[Chart and figure data]
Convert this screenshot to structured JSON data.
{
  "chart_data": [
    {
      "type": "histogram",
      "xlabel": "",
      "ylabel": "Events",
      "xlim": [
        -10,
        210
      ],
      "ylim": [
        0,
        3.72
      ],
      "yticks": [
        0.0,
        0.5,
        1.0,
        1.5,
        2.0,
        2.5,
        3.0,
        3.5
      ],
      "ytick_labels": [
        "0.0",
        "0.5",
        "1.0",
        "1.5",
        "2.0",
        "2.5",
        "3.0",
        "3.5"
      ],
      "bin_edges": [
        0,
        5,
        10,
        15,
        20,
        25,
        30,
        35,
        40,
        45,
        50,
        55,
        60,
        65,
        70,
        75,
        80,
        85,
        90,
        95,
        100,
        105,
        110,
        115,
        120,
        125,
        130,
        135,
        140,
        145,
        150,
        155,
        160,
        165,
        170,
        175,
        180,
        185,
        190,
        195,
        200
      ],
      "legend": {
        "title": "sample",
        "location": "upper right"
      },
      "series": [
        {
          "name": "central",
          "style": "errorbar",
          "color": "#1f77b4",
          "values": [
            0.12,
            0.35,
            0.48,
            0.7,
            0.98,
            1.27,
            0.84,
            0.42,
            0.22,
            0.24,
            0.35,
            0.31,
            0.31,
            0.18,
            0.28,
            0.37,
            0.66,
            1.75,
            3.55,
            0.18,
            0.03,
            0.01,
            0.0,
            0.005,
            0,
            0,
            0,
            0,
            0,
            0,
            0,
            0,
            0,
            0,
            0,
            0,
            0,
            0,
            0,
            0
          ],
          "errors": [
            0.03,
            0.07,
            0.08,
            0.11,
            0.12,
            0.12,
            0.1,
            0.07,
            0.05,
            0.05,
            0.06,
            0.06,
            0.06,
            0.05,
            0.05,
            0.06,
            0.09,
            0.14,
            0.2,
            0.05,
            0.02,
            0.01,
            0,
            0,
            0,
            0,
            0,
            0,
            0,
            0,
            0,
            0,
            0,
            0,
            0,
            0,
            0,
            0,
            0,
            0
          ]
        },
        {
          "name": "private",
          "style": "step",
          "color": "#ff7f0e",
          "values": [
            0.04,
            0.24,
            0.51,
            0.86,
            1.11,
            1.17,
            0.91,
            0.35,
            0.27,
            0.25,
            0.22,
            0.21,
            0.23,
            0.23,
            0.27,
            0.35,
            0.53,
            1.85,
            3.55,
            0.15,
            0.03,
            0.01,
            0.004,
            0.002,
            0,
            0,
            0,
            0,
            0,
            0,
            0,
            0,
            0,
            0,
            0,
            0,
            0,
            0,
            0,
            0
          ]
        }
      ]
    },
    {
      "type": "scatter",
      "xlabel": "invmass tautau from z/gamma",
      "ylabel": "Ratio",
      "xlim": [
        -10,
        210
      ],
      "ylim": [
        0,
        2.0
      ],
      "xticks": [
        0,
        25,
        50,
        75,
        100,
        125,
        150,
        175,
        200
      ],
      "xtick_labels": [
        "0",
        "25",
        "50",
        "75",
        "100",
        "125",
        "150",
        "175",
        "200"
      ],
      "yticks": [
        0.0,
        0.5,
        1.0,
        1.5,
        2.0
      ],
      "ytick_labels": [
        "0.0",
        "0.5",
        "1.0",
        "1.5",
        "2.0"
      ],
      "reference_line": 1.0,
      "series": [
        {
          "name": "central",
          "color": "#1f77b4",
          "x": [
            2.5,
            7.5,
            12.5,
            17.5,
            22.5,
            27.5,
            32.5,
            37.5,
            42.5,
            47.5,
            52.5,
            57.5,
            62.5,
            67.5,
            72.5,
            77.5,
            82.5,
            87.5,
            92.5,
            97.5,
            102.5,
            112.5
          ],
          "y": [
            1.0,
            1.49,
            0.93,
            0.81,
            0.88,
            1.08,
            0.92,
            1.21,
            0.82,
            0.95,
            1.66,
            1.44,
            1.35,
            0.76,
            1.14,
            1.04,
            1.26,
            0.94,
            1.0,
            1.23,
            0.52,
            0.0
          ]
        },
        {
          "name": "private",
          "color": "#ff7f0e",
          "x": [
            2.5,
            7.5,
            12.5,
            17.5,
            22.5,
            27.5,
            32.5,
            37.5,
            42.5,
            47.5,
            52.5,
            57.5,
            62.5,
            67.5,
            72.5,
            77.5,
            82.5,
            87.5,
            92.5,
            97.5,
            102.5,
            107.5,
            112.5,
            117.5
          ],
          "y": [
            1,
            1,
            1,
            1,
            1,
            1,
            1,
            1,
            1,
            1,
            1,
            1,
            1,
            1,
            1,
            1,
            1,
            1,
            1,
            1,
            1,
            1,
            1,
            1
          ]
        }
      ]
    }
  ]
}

Given exercise
From the records above, extract every entry verbatim.

The completed task
Convert this screenshot to structured JSON data.
{
  "chart_data": [
    {
      "type": "histogram",
      "xlabel": "",
      "ylabel": "Events",
      "xlim": [
        -10,
        210
      ],
      "ylim": [
        0,
        3.72
      ],
      "yticks": [
        0.0,
        0.5,
        1.0,
        1.5,
        2.0,
        2.5,
        3.0,
        3.5
      ],
      "ytick_labels": [
        "0.0",
        "0.5",
        "1.0",
        "1.5",
        "2.0",
        "2.5",
        "3.0",
        "3.5"
      ],
      "bin_edges": [
        0,
        5,
        10,
        15,
        20,
        25,
        30,
        35,
        40,
        45,
        50,
        55,
        60,
        65,
        70,
        75,
        80,
        85,
        90,
        95,
        100,
        105,
        110,
        115,
        120,
        125,
        130,
        135,
        140,
        145,
        150,
        155,
        160,
        165,
        170,
        175,
        180,
        185,
        190,
        195,
        200
      ],
      "legend": {
        "title": "sample",
        "location": "upper right"
      },
      "series": [
        {
          "name": "central",
          "style": "errorbar",
          "color": "#1f77b4",
          "values": [
            0.12,
            0.35,
            0.48,
            0.7,
            0.98,
            1.27,
            0.84,
            0.42,
            0.22,
            0.24,
            0.35,
            0.31,
            0.31,
            0.18,
            0.28,
            0.37,
            0.66,
            1.75,
            3.55,
            0.18,
            0.03,
            0.01,
            0.0,
            0.005,
            0,
            0,
            0,
            0,
            0,
            0,
            0,
            0,
            0,
            0,
            0,
            0,
            0,
            0,
            0,
            0
          ],
          "errors": [
            0.03,
            0.07,
            0.08,
            0.11,
            0.12,
            0.12,
            0.1,
            0.07,
            0.05,
            0.05,
            0.06,
            0.06,
            0.06,
            0.05,
            0.05,
            0.06,
            0.09,
            0.14,
            0.2,
            0.05,
            0.02,
            0.01,
            0,
            0,
            0,
            0,
            0,
            0,
            0,
            0,
            0,
            0,
            0,
            0,
            0,
            0,
            0,
            0,
            0,
            0
          ]
        },
        {
          "name": "private",
          "style": "step",
          "color": "#ff7f0e",
          "values": [
            0.04,
            0.24,
            0.51,
            0.86,
            1.11,
            1.17,
            0.91,
            0.35,
            0.27,
            0.25,
            0.22,
            0.21,
            0.23,
            0.23,
            0.27,
            0.35,
            0.53,
            1.85,
            3.55,
            0.15,
            0.03,
            0.01,
            0.004,
            0.002,
            0,
            0,
            0,
            0,
            0,
            0,
            0,
            0,
            0,
            0,
            0,
            0,
            0,
            0,
            0,
            0
          ]
        }
      ]
    },
    {
      "type": "scatter",
      "xlabel": "invmass tautau from z/gamma",
      "ylabel": "Ratio",
      "xlim": [
        -10,
        210
      ],
      "ylim": [
        0,
        2.0
      ],
      "xticks": [
        0,
        25,
        50,
        75,
        100,
        125,
        150,
        175,
        200
      ],
      "xtick_labels": [
        "0",
        "25",
        "50",
        "75",
        "100",
        "125",
        "150",
        "175",
        "200"
      ],
      "yticks": [
        0.0,
        0.5,
        1.0,
        1.5,
        2.0
      ],
      "ytick_labels": [
        "0.0",
        "0.5",
        "1.0",
        "1.5",
        "2.0"
      ],
      "reference_line": 1.0,
      "series": [
        {
          "name": "central",
          "color": "#1f77b4",
          "x": [
            2.5,
            7.5,
            12.5,
            17.5,
            22.5,
            27.5,
            32.5,
            37.5,
            42.5,
            47.5,
            52.5,
            57.5,
            62.5,
            67.5,
            72.5,
            77.5,
            82.5,
            87.5,
            92.5,
            97.5,
            102.5,
            112.5
          ],
          "y": [
            1.0,
            1.49,
            0.93,
            0.81,
            0.88,
            1.08,
            0.92,
            1.21,
            0.82,
            0.95,
            1.66,
            1.44,
            1.35,
            0.76,
            1.14,
            1.04,
            1.26,
            0.94,
            1.0,
            1.23,
            0.52,
            0.0
          ]
        },
        {
          "name": "private",
          "color": "#ff7f0e",
          "x": [
            2.5,
            7.5,
            12.5,
            17.5,
            22.5,
            27.5,
            32.5,
            37.5,
            42.5,
            47.5,
            52.5,
            57.5,
            62.5,
            67.5,
            72.5,
            77.5,
            82.5,
            87.5,
            92.5,
            97.5,
            102.5,
            107.5,
            112.5,
            117.5
          ],
          "y": [
            1,
            1,
            1,
            1,
            1,
            1,
            1,
            1,
            1,
            1,
            1,
            1,
            1,
            1,
            1,
            1,
            1,
            1,
            1,
            1,
            1,
            1,
            1,
            1
          ]
        }
      ]
    }
  ]
}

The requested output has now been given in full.